> [GIVEN TASK]:
Scan the material that follows. Copy every line containing the word "kane".

════

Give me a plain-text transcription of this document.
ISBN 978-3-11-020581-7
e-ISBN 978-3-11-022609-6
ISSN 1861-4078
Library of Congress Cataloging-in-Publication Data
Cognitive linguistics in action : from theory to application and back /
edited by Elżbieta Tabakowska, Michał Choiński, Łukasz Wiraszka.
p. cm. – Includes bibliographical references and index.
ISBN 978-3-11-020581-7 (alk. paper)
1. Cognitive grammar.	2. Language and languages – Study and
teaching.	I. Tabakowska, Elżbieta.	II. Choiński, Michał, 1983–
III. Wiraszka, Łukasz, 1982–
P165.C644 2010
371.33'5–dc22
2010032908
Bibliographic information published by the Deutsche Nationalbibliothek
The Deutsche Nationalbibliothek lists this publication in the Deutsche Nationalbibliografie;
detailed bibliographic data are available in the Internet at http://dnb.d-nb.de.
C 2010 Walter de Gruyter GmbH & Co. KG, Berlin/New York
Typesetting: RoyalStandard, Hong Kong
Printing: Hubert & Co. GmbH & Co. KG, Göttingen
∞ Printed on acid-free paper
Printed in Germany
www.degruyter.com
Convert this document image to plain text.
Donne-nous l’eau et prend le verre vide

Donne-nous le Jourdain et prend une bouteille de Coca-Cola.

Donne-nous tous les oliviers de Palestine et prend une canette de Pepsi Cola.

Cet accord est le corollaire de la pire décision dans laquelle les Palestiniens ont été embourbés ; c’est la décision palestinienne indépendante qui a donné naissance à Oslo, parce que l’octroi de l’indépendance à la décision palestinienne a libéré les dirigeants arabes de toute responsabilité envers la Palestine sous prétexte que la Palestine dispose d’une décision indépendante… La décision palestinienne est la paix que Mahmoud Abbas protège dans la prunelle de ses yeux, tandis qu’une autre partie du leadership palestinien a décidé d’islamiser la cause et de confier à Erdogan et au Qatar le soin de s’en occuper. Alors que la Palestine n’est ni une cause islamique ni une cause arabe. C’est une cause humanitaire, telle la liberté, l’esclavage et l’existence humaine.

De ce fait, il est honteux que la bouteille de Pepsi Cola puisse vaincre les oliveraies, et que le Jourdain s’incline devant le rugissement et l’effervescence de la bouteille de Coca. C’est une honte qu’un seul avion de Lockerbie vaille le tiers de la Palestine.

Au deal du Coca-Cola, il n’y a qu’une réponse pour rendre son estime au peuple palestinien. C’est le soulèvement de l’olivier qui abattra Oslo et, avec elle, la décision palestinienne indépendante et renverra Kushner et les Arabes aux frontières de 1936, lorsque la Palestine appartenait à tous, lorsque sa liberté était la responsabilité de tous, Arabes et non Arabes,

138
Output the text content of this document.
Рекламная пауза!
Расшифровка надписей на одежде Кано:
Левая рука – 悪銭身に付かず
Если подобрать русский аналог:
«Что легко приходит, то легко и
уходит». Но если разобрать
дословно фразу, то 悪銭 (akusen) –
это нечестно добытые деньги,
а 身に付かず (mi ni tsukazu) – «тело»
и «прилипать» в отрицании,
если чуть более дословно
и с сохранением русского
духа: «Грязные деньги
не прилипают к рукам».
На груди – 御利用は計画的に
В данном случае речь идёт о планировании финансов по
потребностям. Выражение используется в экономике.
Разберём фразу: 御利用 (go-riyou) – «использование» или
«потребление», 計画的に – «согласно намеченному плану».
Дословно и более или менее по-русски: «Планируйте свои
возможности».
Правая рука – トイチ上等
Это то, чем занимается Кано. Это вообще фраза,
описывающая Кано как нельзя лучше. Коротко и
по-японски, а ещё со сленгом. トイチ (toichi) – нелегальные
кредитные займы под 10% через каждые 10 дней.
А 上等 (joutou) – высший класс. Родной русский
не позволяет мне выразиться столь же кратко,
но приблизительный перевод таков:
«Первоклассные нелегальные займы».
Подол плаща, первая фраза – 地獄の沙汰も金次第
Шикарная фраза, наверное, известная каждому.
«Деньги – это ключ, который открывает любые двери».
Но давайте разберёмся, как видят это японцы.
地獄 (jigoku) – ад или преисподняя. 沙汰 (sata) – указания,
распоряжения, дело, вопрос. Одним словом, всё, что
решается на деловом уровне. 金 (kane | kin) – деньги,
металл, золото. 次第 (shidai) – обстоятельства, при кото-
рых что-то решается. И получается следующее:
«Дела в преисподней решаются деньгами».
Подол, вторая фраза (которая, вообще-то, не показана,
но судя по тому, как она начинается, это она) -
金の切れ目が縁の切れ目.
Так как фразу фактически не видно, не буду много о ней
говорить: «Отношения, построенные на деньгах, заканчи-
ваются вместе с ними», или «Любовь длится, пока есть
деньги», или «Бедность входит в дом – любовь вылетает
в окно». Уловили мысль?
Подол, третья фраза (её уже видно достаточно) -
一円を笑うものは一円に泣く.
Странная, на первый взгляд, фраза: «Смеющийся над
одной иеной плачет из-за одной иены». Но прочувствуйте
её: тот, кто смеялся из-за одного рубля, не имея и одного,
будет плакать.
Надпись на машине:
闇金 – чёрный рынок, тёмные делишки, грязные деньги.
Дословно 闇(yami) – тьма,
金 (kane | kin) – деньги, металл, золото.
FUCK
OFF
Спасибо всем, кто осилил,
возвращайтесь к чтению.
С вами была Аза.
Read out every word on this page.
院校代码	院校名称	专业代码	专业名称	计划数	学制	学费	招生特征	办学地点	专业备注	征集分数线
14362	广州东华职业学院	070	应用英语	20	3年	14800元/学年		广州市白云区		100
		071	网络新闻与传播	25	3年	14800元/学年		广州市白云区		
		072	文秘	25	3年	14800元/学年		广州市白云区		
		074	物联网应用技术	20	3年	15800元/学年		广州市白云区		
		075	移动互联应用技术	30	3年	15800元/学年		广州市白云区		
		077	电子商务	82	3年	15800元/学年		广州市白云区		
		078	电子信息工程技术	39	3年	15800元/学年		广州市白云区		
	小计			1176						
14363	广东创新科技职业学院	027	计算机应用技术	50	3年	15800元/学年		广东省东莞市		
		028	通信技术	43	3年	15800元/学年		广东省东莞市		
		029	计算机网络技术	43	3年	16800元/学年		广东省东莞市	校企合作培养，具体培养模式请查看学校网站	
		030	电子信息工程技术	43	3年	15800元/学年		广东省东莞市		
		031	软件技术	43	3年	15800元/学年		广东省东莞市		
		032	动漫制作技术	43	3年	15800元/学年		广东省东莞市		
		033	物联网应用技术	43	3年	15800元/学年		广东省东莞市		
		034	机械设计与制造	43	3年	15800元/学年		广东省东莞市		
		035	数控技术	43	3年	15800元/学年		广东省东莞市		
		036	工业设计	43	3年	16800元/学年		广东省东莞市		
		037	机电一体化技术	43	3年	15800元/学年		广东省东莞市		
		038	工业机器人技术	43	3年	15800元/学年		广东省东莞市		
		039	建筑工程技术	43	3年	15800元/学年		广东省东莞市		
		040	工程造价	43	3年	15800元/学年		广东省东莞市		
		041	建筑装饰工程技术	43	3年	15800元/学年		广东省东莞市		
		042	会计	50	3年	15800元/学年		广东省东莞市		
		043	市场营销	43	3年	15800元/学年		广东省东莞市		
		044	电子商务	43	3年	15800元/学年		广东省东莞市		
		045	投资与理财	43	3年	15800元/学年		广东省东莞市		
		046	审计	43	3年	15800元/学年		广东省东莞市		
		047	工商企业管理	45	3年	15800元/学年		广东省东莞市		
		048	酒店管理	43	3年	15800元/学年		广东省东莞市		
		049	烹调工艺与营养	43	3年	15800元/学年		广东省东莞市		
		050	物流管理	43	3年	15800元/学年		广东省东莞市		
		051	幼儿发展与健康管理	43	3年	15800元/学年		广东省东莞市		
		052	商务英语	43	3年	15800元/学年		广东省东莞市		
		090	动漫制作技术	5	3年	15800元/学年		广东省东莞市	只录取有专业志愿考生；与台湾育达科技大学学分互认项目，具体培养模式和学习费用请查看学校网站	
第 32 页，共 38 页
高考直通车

════

> [EXERCISE RESPONSE]:
решается на деловом уровне. 金 (kane | kin) – деньги,
金 (kane | kin) – деньги, металл, золото.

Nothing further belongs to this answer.